| Given request |
Omit all images, then return the remaining material exactly as it stands.
***
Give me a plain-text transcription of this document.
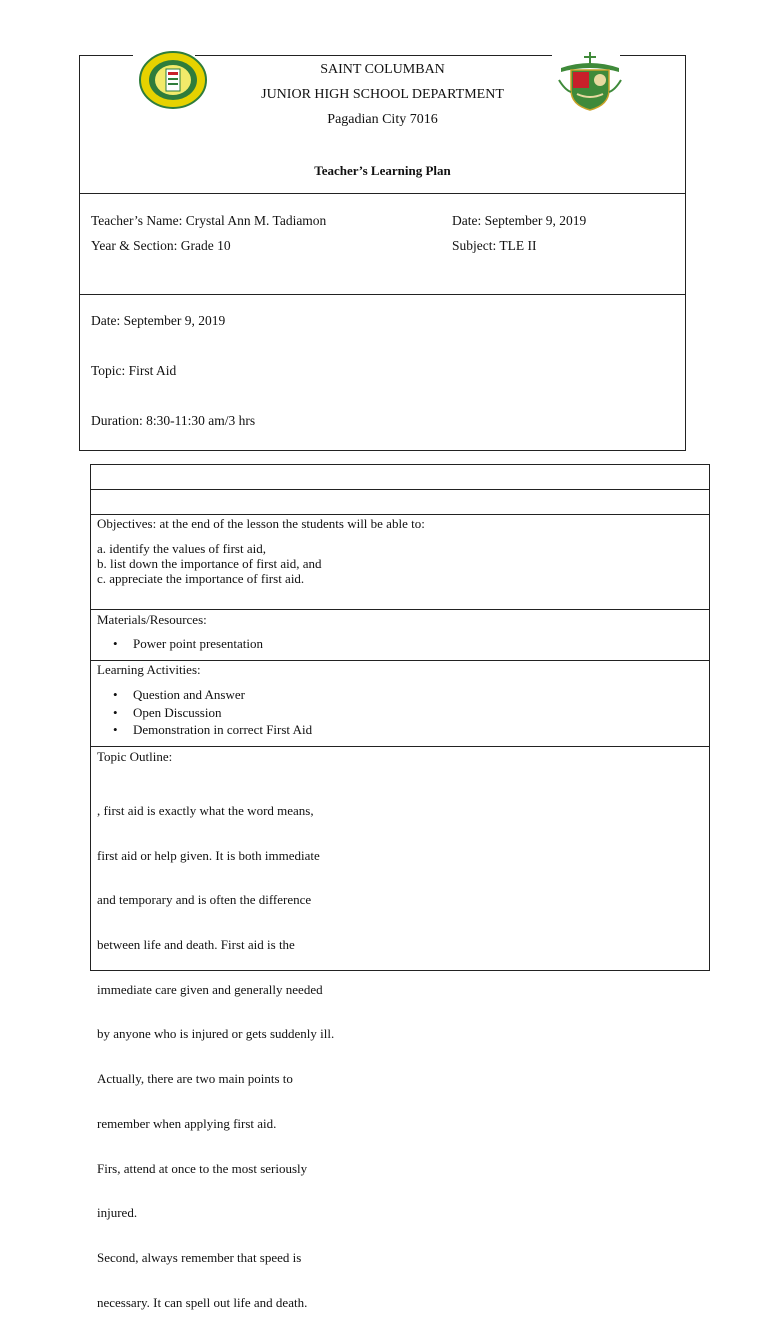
SAINT COLUMBAN
JUNIOR HIGH SCHOOL DEPARTMENT
Pagadian City 7016
Teacher’s Learning Plan
Teacher’s Name: Crystal Ann M. Tadiamon	Date: September 9, 2019
Year & Section: Grade 10	Subject: TLE II
Date: September 9, 2019
Topic: First Aid
Duration: 8:30-11:30 am/3 hrs
Objectives: at the end of the lesson the students will be able to:
a. identify the values of first aid,
b. list down the importance of first aid, and
c. appreciate the importance of first aid.
Materials/Resources:
• Power point presentation
Learning Activities:
• Question and Answer
• Open Discussion
• Demonstration in correct First Aid
Topic Outline:

, first aid is exactly what the word means,

first aid or help given. It is both immediate

and temporary and is often the difference

between life and death. First aid is the

immediate care given and generally needed

by anyone who is injured or gets suddenly ill.

Actually, there are two main points to

remember when applying first aid.

Firs, attend at once to the most seriously

injured.

Second, always remember that speed is

necessary. It can spell out life and death.
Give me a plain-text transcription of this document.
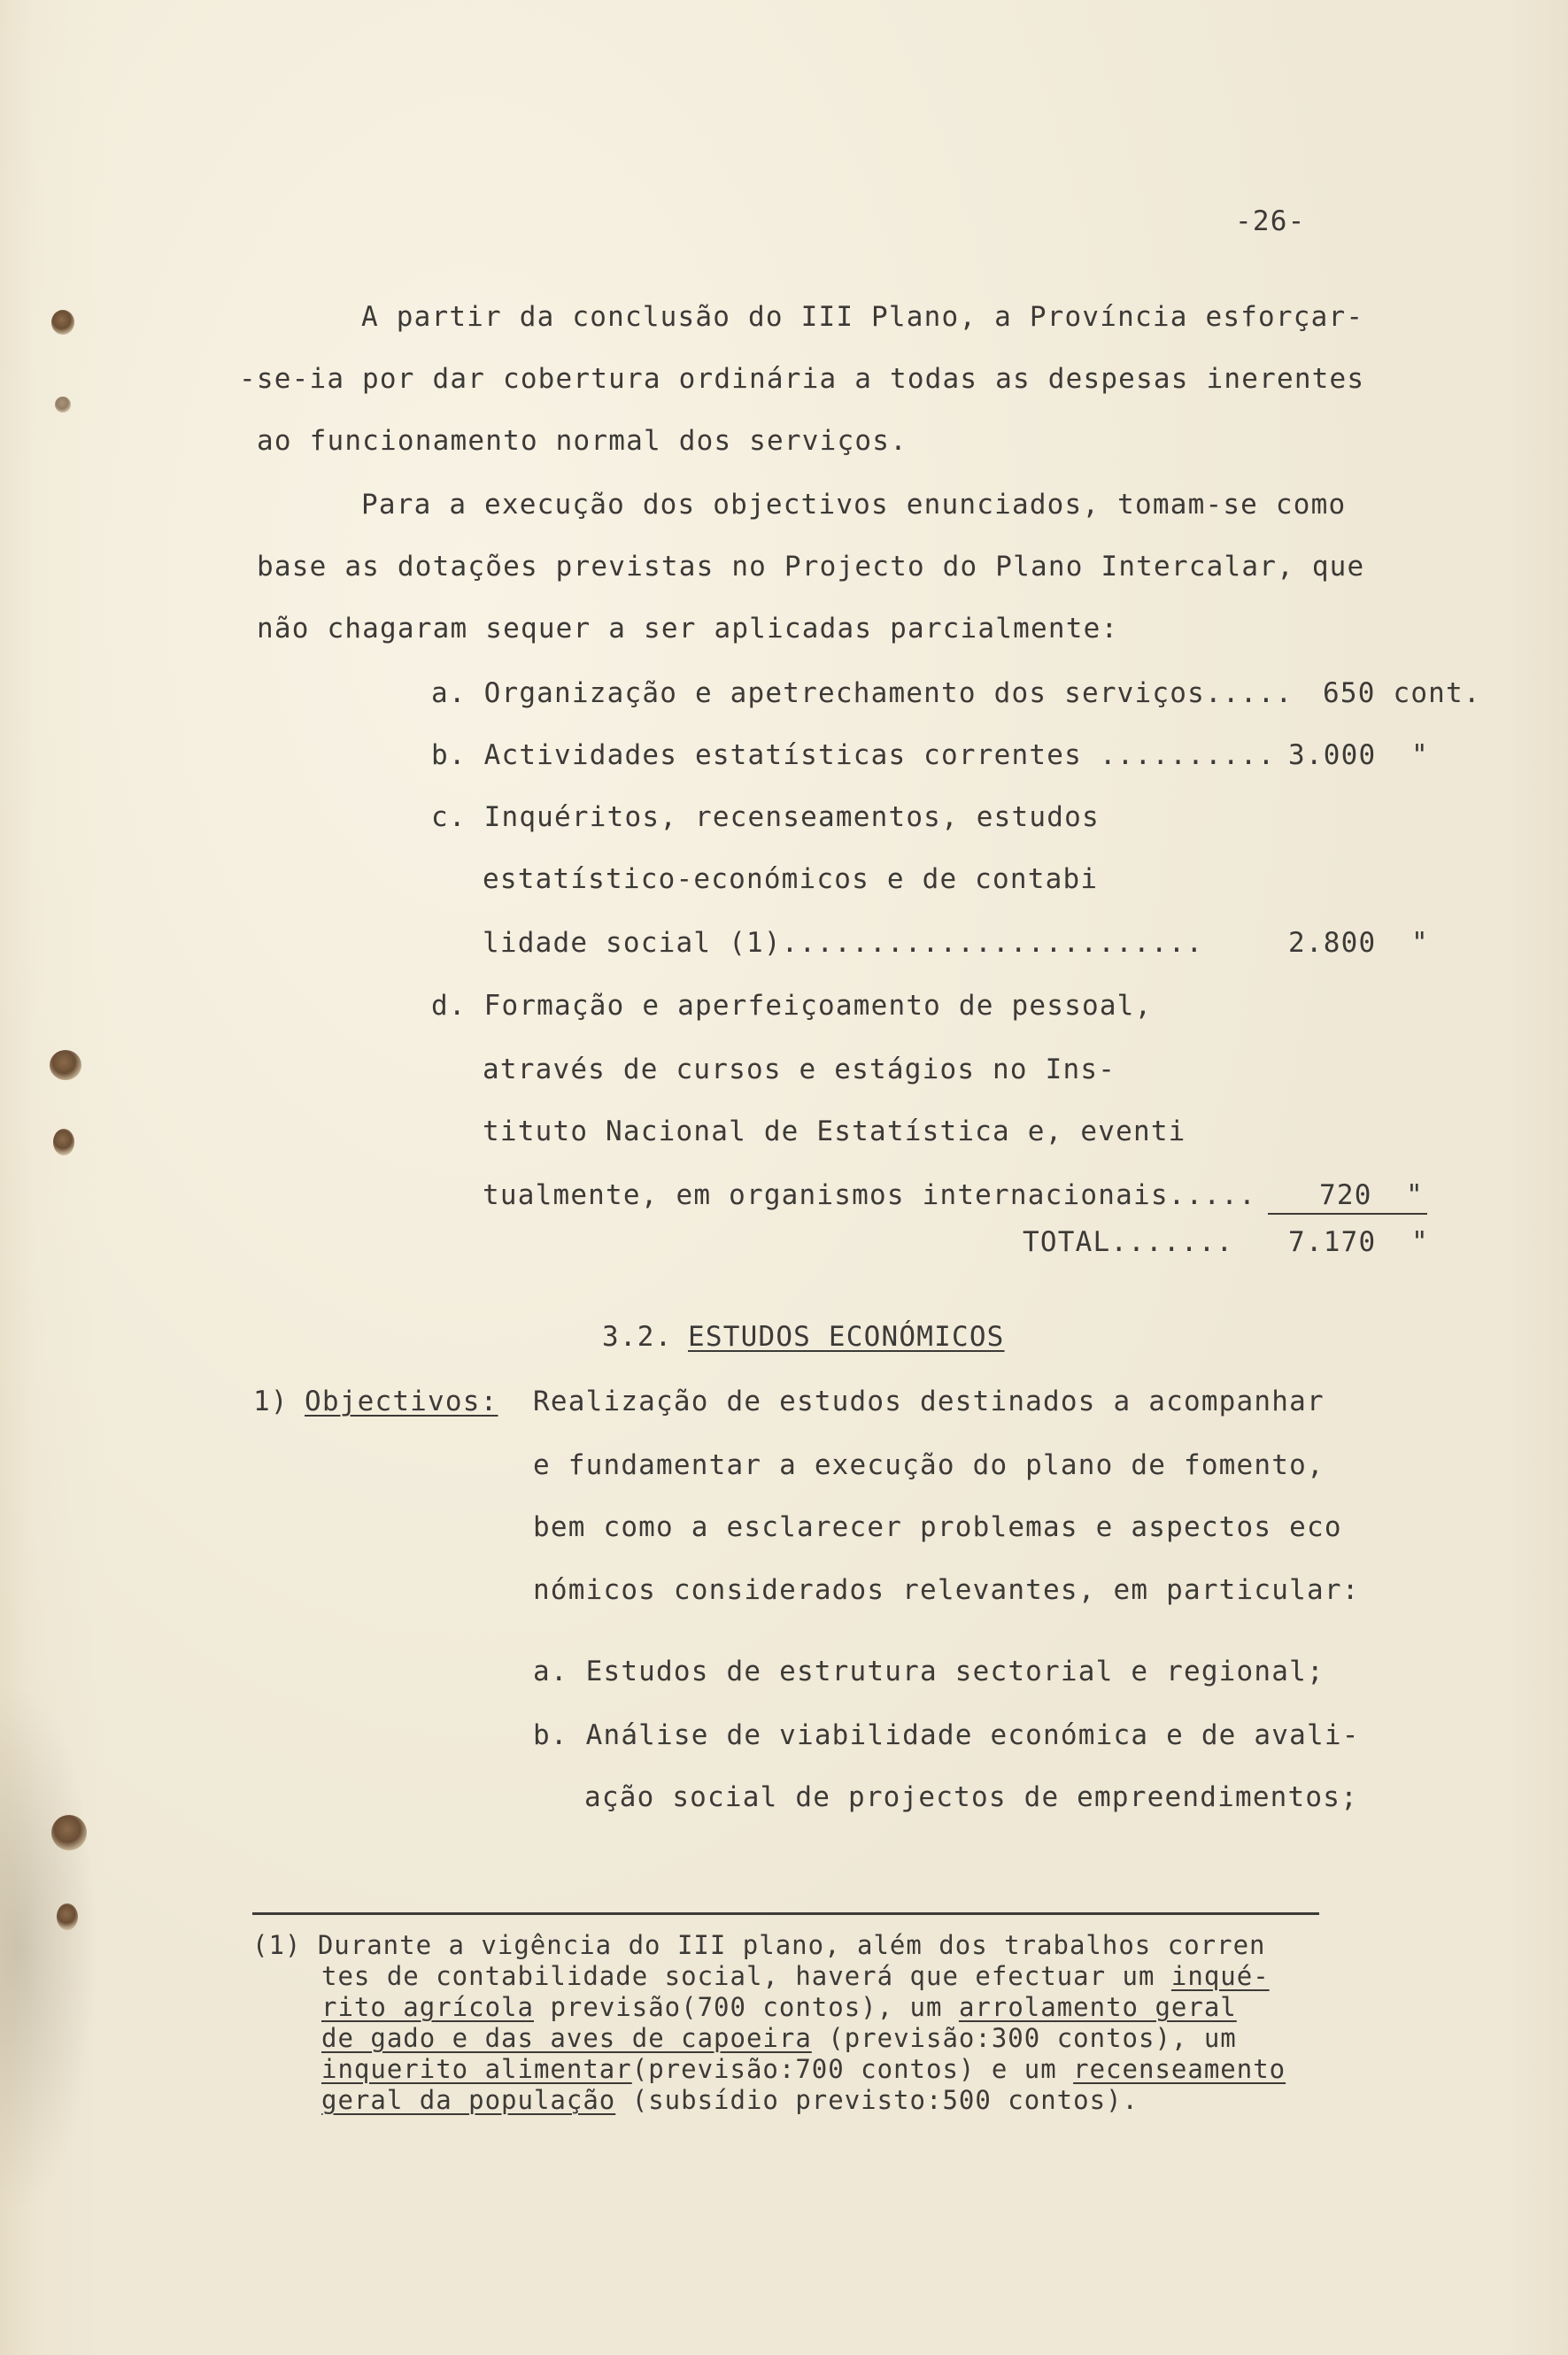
-26-
A partir da conclusão do III Plano, a Província esforçar-
-se-ia por dar cobertura ordinária a todas as despesas inerentes
ao funcionamento normal dos serviços.
Para a execução dos objectivos enunciados, tomam-se como
base as dotações previstas no Projecto do Plano Intercalar, que
não chagaram sequer a ser aplicadas parcialmente:
a. Organização e apetrechamento dos serviços..... 650 cont.
b. Actividades estatísticas correntes .......... 3.000  "
c. Inquéritos, recenseamentos, estudos
estatístico-económicos e de contabi
lidade social (1)........................	2.800  "
d. Formação e aperfeiçoamento de pessoal,
através de cursos e estágios no Ins-
tituto Nacional de Estatística e, eventi
tualmente, em organismos internacionais..... 720 "
TOTAL....... 7.170  "
3.2. ESTUDOS ECONÓMICOS
1)
Objectivos: Realização de estudos destinados a acompanhar
e fundamentar a execução do plano de fomento,
bem como a esclarecer problemas e aspectos eco
nómicos considerados relevantes, em particular:
a. Estudos de estrutura sectorial e regional;
b. Análise de viabilidade económica e de avali-
ação social de projectos de empreendimentos;
(1) Durante a vigência do III plano, além dos trabalhos corren
tes de contabilidade social, haverá que efectuar um inqué-
rito agrícola previsão(700 contos), um arrolamento geral
de gado e das aves de capoeira (previsão:300 contos), um
inquerito alimentar(previsão:700 contos) e um recenseamento
geral da população (subsídio previsto:500 contos).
***
| Response |
Give me a plain-text transcription of this document.
SAINT COLUMBAN
JUNIOR HIGH SCHOOL DEPARTMENT
Pagadian City 7016
Teacher’s Learning Plan
Teacher’s Name: Crystal Ann M. Tadiamon	Date: September 9, 2019
Year & Section: Grade 10	Subject: TLE II
Date: September 9, 2019
Topic: First Aid
Duration: 8:30-11:30 am/3 hrs
Objectives: at the end of the lesson the students will be able to:
a. identify the values of first aid,
b. list down the importance of first aid, and
c. appreciate the importance of first aid.
Materials/Resources:
• Power point presentation
Learning Activities:
• Question and Answer
• Open Discussion
• Demonstration in correct First Aid
Topic Outline:

, first aid is exactly what the word means,

first aid or help given. It is both immediate

and temporary and is often the difference

between life and death. First aid is the

immediate care given and generally needed

by anyone who is injured or gets suddenly ill.

Actually, there are two main points to

remember when applying first aid.

Firs, attend at once to the most seriously

injured.

Second, always remember that speed is

necessary. It can spell out life and death.
Give me a plain-text transcription of this document.
-26-
A partir da conclusão do III Plano, a Província esforçar-
-se-ia por dar cobertura ordinária a todas as despesas inerentes
ao funcionamento normal dos serviços.
Para a execução dos objectivos enunciados, tomam-se como
base as dotações previstas no Projecto do Plano Intercalar, que
não chagaram sequer a ser aplicadas parcialmente:
a. Organização e apetrechamento dos serviços..... 650 cont.
b. Actividades estatísticas correntes .......... 3.000  "
c. Inquéritos, recenseamentos, estudos
estatístico-económicos e de contabi
lidade social (1)........................	2.800  "
d. Formação e aperfeiçoamento de pessoal,
através de cursos e estágios no Ins-
tituto Nacional de Estatística e, eventi
tualmente, em organismos internacionais..... 720 "
TOTAL....... 7.170  "
3.2. ESTUDOS ECONÓMICOS
1)
Objectivos: Realização de estudos destinados a acompanhar
e fundamentar a execução do plano de fomento,
bem como a esclarecer problemas e aspectos eco
nómicos considerados relevantes, em particular:
a. Estudos de estrutura sectorial e regional;
b. Análise de viabilidade económica e de avali-
ação social de projectos de empreendimentos;
(1) Durante a vigência do III plano, além dos trabalhos corren
tes de contabilidade social, haverá que efectuar um inqué-
rito agrícola previsão(700 contos), um arrolamento geral
de gado e das aves de capoeira (previsão:300 contos), um
inquerito alimentar(previsão:700 contos) e um recenseamento
geral da população (subsídio previsto:500 contos).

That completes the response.